§ WHAT THE TASK REQUIRES
Exactly the lines from the line that has "Extract the structured" through the final line below are to be retyped, and the pictures are not.
#### DATA FOR PROCESSING ####
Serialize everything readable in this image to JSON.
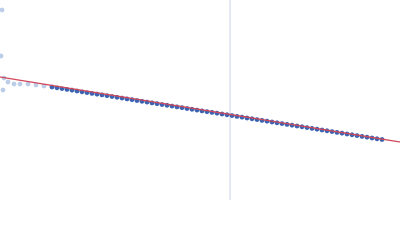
{
  "chart_data": {
    "type": "scatter",
    "xlim": [
      0,
      400
    ],
    "ylim": [
      0,
      200
    ],
    "vline": 230,
    "vline_color": "#c9d3e6",
    "series": [
      {
        "type": "scatter",
        "color": "#bccde8",
        "x": [
          2,
          1,
          4,
          3,
          8,
          14,
          20,
          28,
          36,
          44
        ],
        "values": [
          190,
          144,
          122,
          110,
          118,
          116,
          116,
          116,
          115,
          114
        ]
      },
      {
        "type": "scatter",
        "color": "#3a64b2",
        "x": [
          52,
          57,
          62,
          67,
          72,
          77,
          82,
          87,
          92,
          97,
          102,
          107,
          112,
          117,
          122,
          127,
          132,
          137,
          142,
          147,
          152,
          157,
          162,
          167,
          172,
          177,
          182,
          187,
          192,
          197,
          202,
          207,
          212,
          217,
          222,
          227,
          232,
          237,
          242,
          247,
          252,
          257,
          262,
          267,
          272,
          277,
          282,
          287,
          292,
          297,
          302,
          307,
          312,
          317,
          322,
          327,
          332,
          337,
          342,
          347,
          352,
          357,
          362,
          367,
          372,
          377,
          382
        ],
        "values": [
          113.0,
          112.2,
          111.4,
          110.6,
          109.8,
          109.0,
          108.2,
          107.4,
          106.6,
          105.8,
          105.1,
          104.3,
          103.5,
          102.7,
          101.9,
          101.1,
          100.3,
          99.5,
          98.7,
          97.9,
          97.1,
          96.3,
          95.5,
          94.7,
          93.9,
          93.1,
          92.3,
          91.5,
          90.7,
          89.9,
          89.1,
          88.3,
          87.6,
          86.8,
          86.0,
          85.2,
          84.4,
          83.6,
          82.8,
          82.0,
          81.2,
          80.4,
          79.6,
          78.8,
          78.0,
          77.2,
          76.4,
          75.6,
          74.8,
          74.0,
          73.2,
          72.4,
          71.6,
          70.8,
          70.0,
          69.2,
          68.4,
          67.6,
          66.8,
          66.0,
          65.2,
          64.4,
          63.6,
          62.8,
          62.0,
          61.2,
          60.5
        ]
      },
      {
        "type": "line",
        "color": "#d0485a",
        "x": [
          0,
          400
        ],
        "values": [
          123,
          58
        ]
      }
    ]
  }
}
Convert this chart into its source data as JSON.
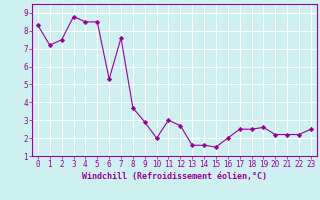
{
  "x": [
    0,
    1,
    2,
    3,
    4,
    5,
    6,
    7,
    8,
    9,
    10,
    11,
    12,
    13,
    14,
    15,
    16,
    17,
    18,
    19,
    20,
    21,
    22,
    23
  ],
  "y": [
    8.3,
    7.2,
    7.5,
    8.8,
    8.5,
    8.5,
    5.3,
    7.6,
    3.7,
    2.9,
    2.0,
    3.0,
    2.7,
    1.6,
    1.6,
    1.5,
    2.0,
    2.5,
    2.5,
    2.6,
    2.2,
    2.2,
    2.2,
    2.5
  ],
  "line_color": "#990099",
  "marker": "D",
  "marker_size": 2.2,
  "xlabel": "Windchill (Refroidissement éolien,°C)",
  "ylim": [
    1,
    9.5
  ],
  "xlim": [
    -0.5,
    23.5
  ],
  "yticks": [
    1,
    2,
    3,
    4,
    5,
    6,
    7,
    8,
    9
  ],
  "xticks": [
    0,
    1,
    2,
    3,
    4,
    5,
    6,
    7,
    8,
    9,
    10,
    11,
    12,
    13,
    14,
    15,
    16,
    17,
    18,
    19,
    20,
    21,
    22,
    23
  ],
  "background_color": "#cef0f0",
  "grid_color": "#ffffff",
  "tick_color": "#990099",
  "label_color": "#990099",
  "spine_color": "#990099",
  "tick_fontsize": 5.5,
  "xlabel_fontsize": 6.0,
  "linewidth": 0.8
}
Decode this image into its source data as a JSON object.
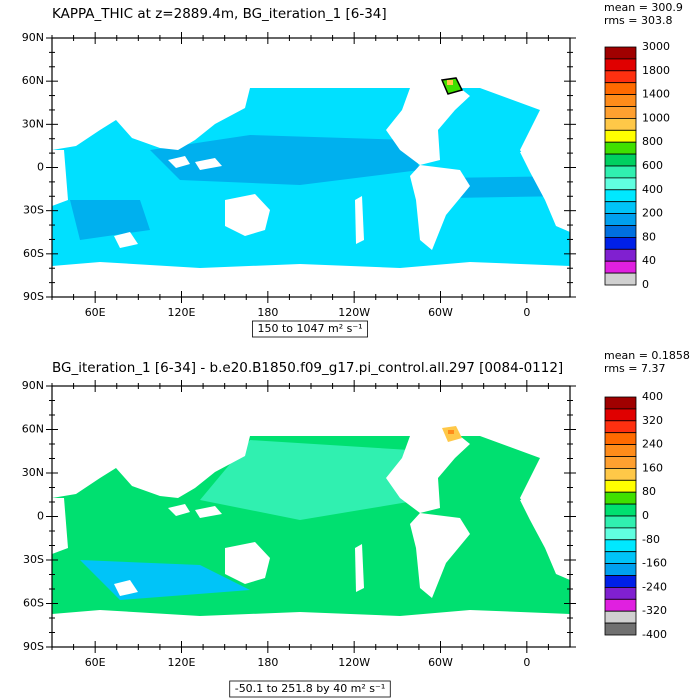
{
  "panels": [
    {
      "title": "KAPPA_THIC at z=2889.4m, BG_iteration_1 [6-34]",
      "mean": "mean = 300.9",
      "rms": "rms = 303.8",
      "lat_labels": [
        "90N",
        "60N",
        "30N",
        "0",
        "30S",
        "60S",
        "90S"
      ],
      "lon_labels": [
        "60E",
        "120E",
        "180",
        "120W",
        "60W",
        "0"
      ],
      "range": "150 to 1047 m² s⁻¹",
      "colorbar": {
        "labels": [
          "3000",
          "1800",
          "1400",
          "1000",
          "800",
          "600",
          "400",
          "200",
          "80",
          "40",
          "0"
        ],
        "colors": [
          "#a00000",
          "#e00000",
          "#ff3010",
          "#ff6a00",
          "#ff8c1a",
          "#ffa030",
          "#ffc848",
          "#ffff00",
          "#40e000",
          "#00d060",
          "#30f0b0",
          "#60ffe0",
          "#00e8ff",
          "#00c4f8",
          "#00a0ee",
          "#0070e0",
          "#0020e8",
          "#8020d0",
          "#e020e0",
          "#d0d0d0"
        ]
      }
    },
    {
      "title": "BG_iteration_1 [6-34] - b.e20.B1850.f09_g17.pi_control.all.297 [0084-0112]",
      "mean": "mean = 0.1858",
      "rms": "rms = 7.37",
      "lat_labels": [
        "90N",
        "60N",
        "30N",
        "0",
        "30S",
        "60S",
        "90S"
      ],
      "lon_labels": [
        "60E",
        "120E",
        "180",
        "120W",
        "60W",
        "0"
      ],
      "range": "-50.1 to 251.8 by 40 m² s⁻¹",
      "colorbar": {
        "labels": [
          "400",
          "320",
          "240",
          "160",
          "80",
          "0",
          "-80",
          "-160",
          "-240",
          "-320",
          "-400"
        ],
        "colors": [
          "#a00000",
          "#e00000",
          "#ff3010",
          "#ff6a00",
          "#ff8c1a",
          "#ffa030",
          "#ffc848",
          "#ffff00",
          "#40e000",
          "#00e070",
          "#30f0b0",
          "#60ffe0",
          "#00e8ff",
          "#00c4f8",
          "#00a0ee",
          "#0020e8",
          "#8020d0",
          "#e020e0",
          "#d0d0d0",
          "#707070"
        ]
      }
    }
  ]
}
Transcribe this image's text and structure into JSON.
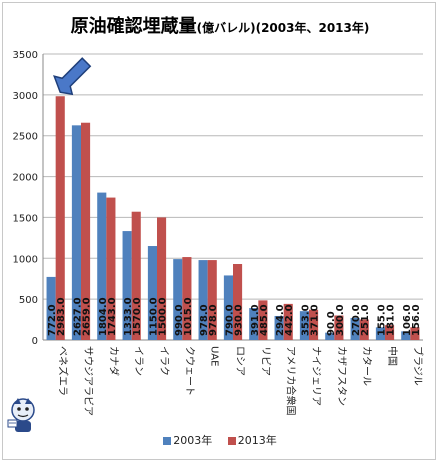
{
  "title": "原油確認埋蔵量",
  "subtitle": "(億バレル)(2003年、2013年)",
  "colors": {
    "s2003": "#4f81bd",
    "s2013": "#c0504d"
  },
  "icons": [
    "arrow-pointer-icon",
    "mascot-icon"
  ],
  "chart_data": {
    "type": "bar",
    "categories": [
      "ベネズエラ",
      "サウジアラビア",
      "カナダ",
      "イラン",
      "イラク",
      "クウェート",
      "UAE",
      "ロシア",
      "リビア",
      "アメリカ合衆国",
      "ナイジェリア",
      "カザフスタン",
      "カタール",
      "中国",
      "ブラジル"
    ],
    "series": [
      {
        "name": "2003年",
        "values": [
          772.0,
          2627.0,
          1804.0,
          1333.0,
          1150.0,
          990.0,
          978.0,
          790.0,
          391.0,
          294.0,
          353.0,
          90.0,
          270.0,
          155.0,
          106.0
        ],
        "labels": [
          "772.0",
          "2627.0",
          "1804.0",
          "1333.0",
          "1150.0",
          "990.0",
          "978.0",
          "790.0",
          "391.0",
          "294.0",
          "353.0",
          "90.0",
          "270.0",
          "155.0",
          "106.0"
        ]
      },
      {
        "name": "2013年",
        "values": [
          2983.0,
          2659.0,
          1743.0,
          1570.0,
          1500.0,
          1015.0,
          978.0,
          930.0,
          485.0,
          442.0,
          371.0,
          300.0,
          251.0,
          181.0,
          156.0
        ],
        "labels": [
          "2983.0",
          "2659.0",
          "1743.0",
          "1570.0",
          "1500.0",
          "1015.0",
          "978.0",
          "930.0",
          "485.0",
          "442.0",
          "371.0",
          "300.0",
          "251.0",
          "181.0",
          "156.0"
        ]
      }
    ],
    "ylim": [
      0,
      3500
    ],
    "yticks": [
      "0",
      "500",
      "1000",
      "1500",
      "2000",
      "2500",
      "3000",
      "3500"
    ],
    "grid": true,
    "legend": "bottom",
    "annotation": "arrow pointing at ベネズエラ 2013"
  }
}
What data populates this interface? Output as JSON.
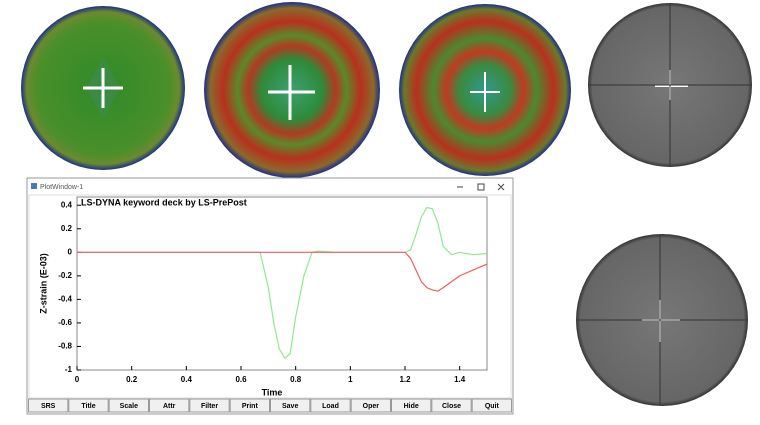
{
  "window": {
    "title": "PlotWindow-1",
    "buttons": [
      "SRS",
      "Title",
      "Scale",
      "Attr",
      "Filter",
      "Print",
      "Save",
      "Load",
      "Oper",
      "Hide",
      "Close",
      "Quit"
    ]
  },
  "chart_data": {
    "type": "line",
    "title": "LS-DYNA keyword deck by LS-PrePost",
    "x_label": "Time",
    "y_label": "Z-strain (E-03)",
    "x": [
      0,
      0.6,
      0.67,
      0.7,
      0.72,
      0.74,
      0.76,
      0.78,
      0.8,
      0.83,
      0.86,
      0.88,
      0.95,
      1.1,
      1.2,
      1.22,
      1.24,
      1.26,
      1.28,
      1.3,
      1.32,
      1.34,
      1.37,
      1.4,
      1.45,
      1.5
    ],
    "series": [
      {
        "color": "#8fe88f",
        "values": [
          0,
          0,
          0,
          -0.3,
          -0.6,
          -0.82,
          -0.9,
          -0.86,
          -0.55,
          -0.2,
          0,
          0.01,
          0,
          0,
          0,
          0.02,
          0.15,
          0.3,
          0.38,
          0.37,
          0.25,
          0.05,
          -0.02,
          0,
          -0.02,
          -0.01
        ]
      },
      {
        "color": "#e86060",
        "values": [
          0,
          0,
          0,
          0,
          0,
          0,
          0,
          0,
          0,
          0,
          0,
          0,
          0,
          0,
          0,
          -0.05,
          -0.15,
          -0.25,
          -0.3,
          -0.32,
          -0.33,
          -0.3,
          -0.25,
          -0.2,
          -0.15,
          -0.1
        ]
      }
    ],
    "xlim": [
      0,
      1.5
    ],
    "xticks": [
      0,
      0.2,
      0.4,
      0.6,
      0.8,
      1,
      1.2,
      1.4
    ],
    "ylim": [
      -1,
      0.47
    ],
    "yticks": [
      0.4,
      0.2,
      0,
      -0.2,
      -0.4,
      -0.6,
      -0.8,
      -1
    ],
    "grid": false
  }
}
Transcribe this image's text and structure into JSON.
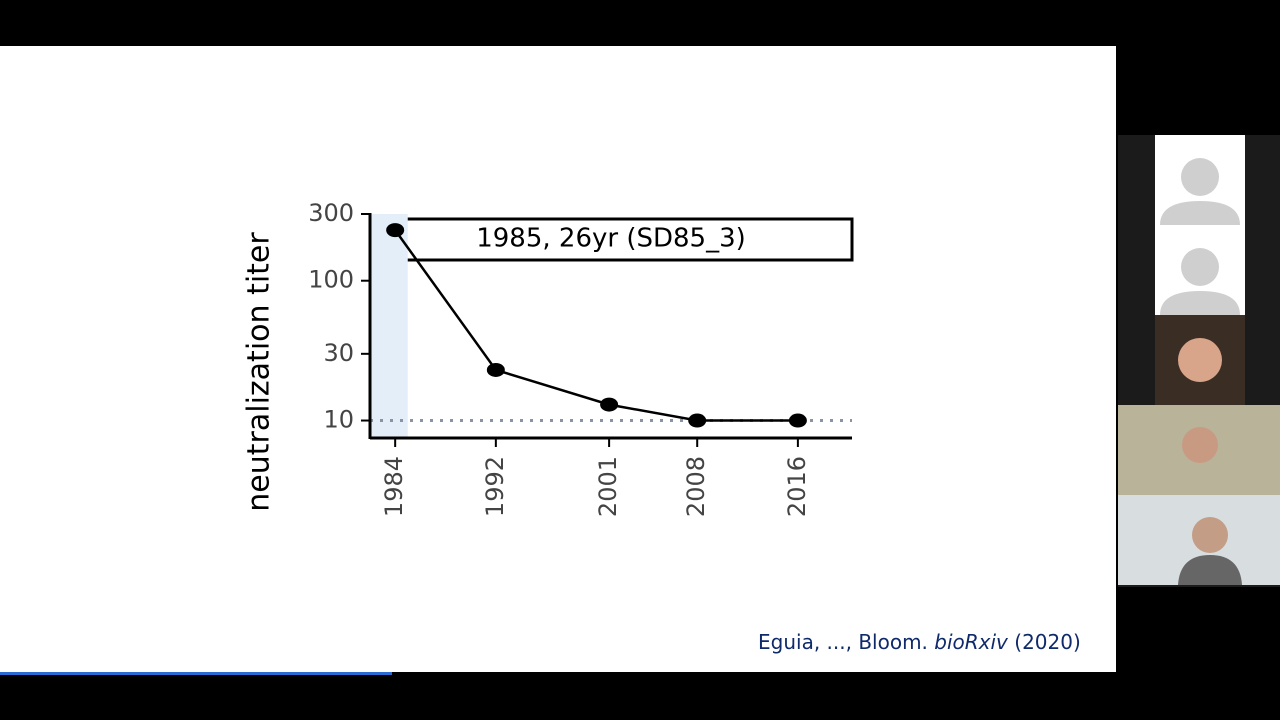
{
  "chart_data": {
    "type": "line",
    "title": "1985, 26yr (SD85_3)",
    "y_label": "neutralization titer",
    "x": [
      1984,
      1992,
      2001,
      2008,
      2016
    ],
    "series": [
      {
        "color": "#000000",
        "values": [
          230,
          23,
          13,
          10,
          10
        ]
      }
    ],
    "xlim": [
      1982,
      2020.3
    ],
    "xticks": [
      1984,
      1992,
      2001,
      2008,
      2016
    ],
    "ylim": [
      7.5,
      300
    ],
    "yticks": [
      10,
      30,
      100,
      300
    ],
    "y_scale": "log",
    "reference_line": 10,
    "shaded_xrange": [
      1982,
      1985
    ]
  },
  "citation": {
    "before": "Eguia, ..., Bloom.",
    "journal": "bioRxiv",
    "after": "(2020)"
  }
}
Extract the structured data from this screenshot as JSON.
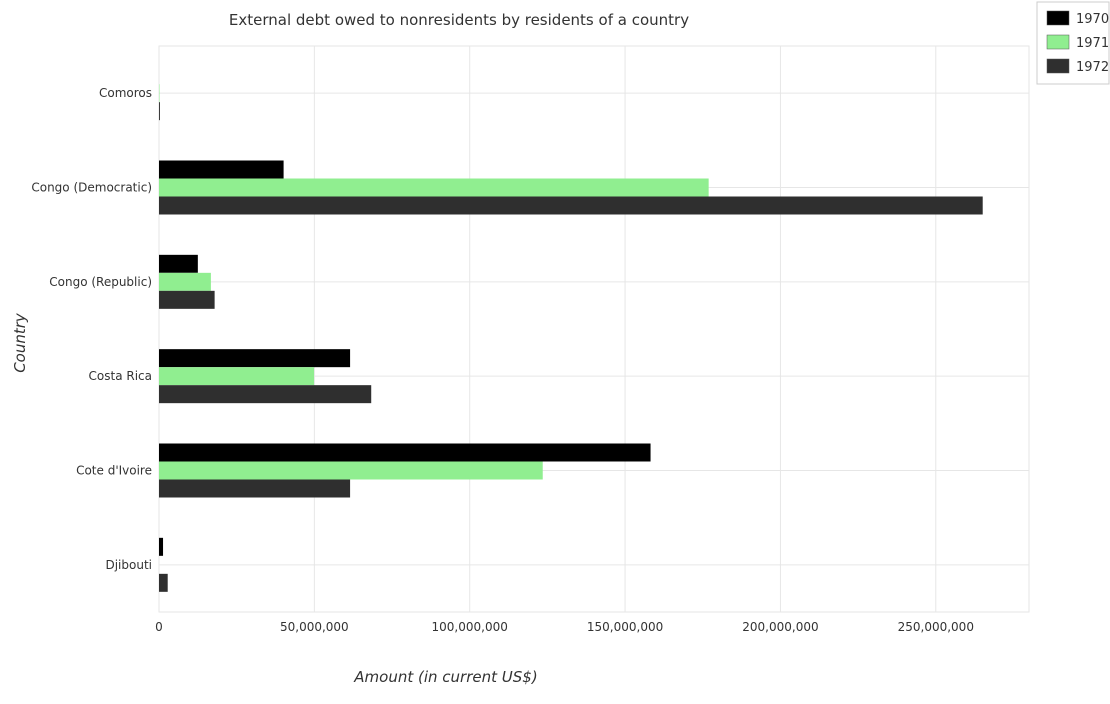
{
  "chart_data": {
    "type": "bar",
    "orientation": "horizontal",
    "title": "External debt owed to nonresidents by residents of a country",
    "xlabel": "Amount (in current US$)",
    "ylabel": "Country",
    "categories": [
      "Comoros",
      "Congo (Democratic)",
      "Congo (Republic)",
      "Costa Rica",
      "Cote d'Ivoire",
      "Djibouti"
    ],
    "series": [
      {
        "name": "1970",
        "color": "#000000",
        "values": [
          0,
          40100000,
          12500000,
          61500000,
          158200000,
          1300000
        ]
      },
      {
        "name": "1971",
        "color": "#90ee90",
        "values": [
          150000,
          176900000,
          16700000,
          49900000,
          123500000,
          0
        ]
      },
      {
        "name": "1972",
        "color": "#2f2f2f",
        "values": [
          300000,
          265100000,
          17900000,
          68300000,
          61500000,
          2800000
        ]
      }
    ],
    "xlim": [
      0,
      280000000
    ],
    "xticks": [
      0,
      50000000,
      100000000,
      150000000,
      200000000,
      250000000
    ],
    "xtick_labels": [
      "0",
      "50,000,000",
      "100,000,000",
      "150,000,000",
      "200,000,000",
      "250,000,000"
    ],
    "grid": true,
    "legend_position": "top-right"
  }
}
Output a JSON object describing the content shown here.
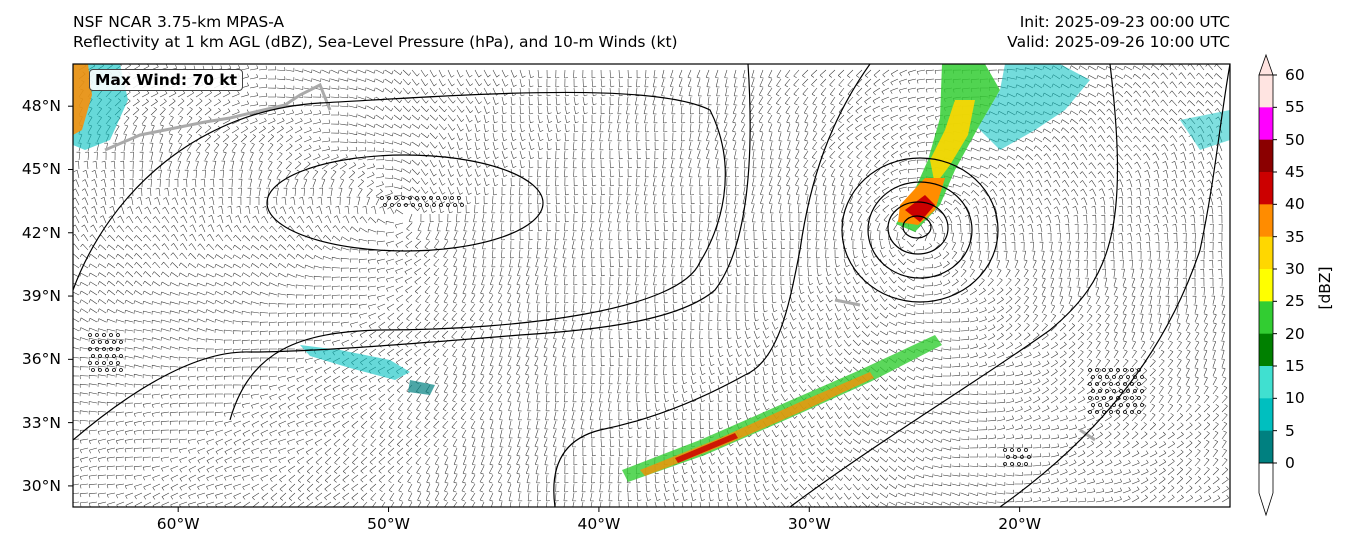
####
§ REPLY
Extract the structured data from this screenshot as JSON.
{
  "chart_data": {
    "type": "bar",
    "orientation": "horizontal",
    "title": "External debt owed to nonresidents by residents of a country",
    "xlabel": "Amount (in current US$)",
    "ylabel": "Country",
    "categories": [
      "Comoros",
      "Congo (Democratic)",
      "Congo (Republic)",
      "Costa Rica",
      "Cote d'Ivoire",
      "Djibouti"
    ],
    "series": [
      {
        "name": "1970",
        "color": "#000000",
        "values": [
          0,
          40100000,
          12500000,
          61500000,
          158200000,
          1300000
        ]
      },
      {
        "name": "1971",
        "color": "#90ee90",
        "values": [
          150000,
          176900000,
          16700000,
          49900000,
          123500000,
          0
        ]
      },
      {
        "name": "1972",
        "color": "#2f2f2f",
        "values": [
          300000,
          265100000,
          17900000,
          68300000,
          61500000,
          2800000
        ]
      }
    ],
    "xlim": [
      0,
      280000000
    ],
    "xticks": [
      0,
      50000000,
      100000000,
      150000000,
      200000000,
      250000000
    ],
    "xtick_labels": [
      "0",
      "50,000,000",
      "100,000,000",
      "150,000,000",
      "200,000,000",
      "250,000,000"
    ],
    "grid": true,
    "legend_position": "top-right"
  }
}
Output a JSON object describing the content shown here.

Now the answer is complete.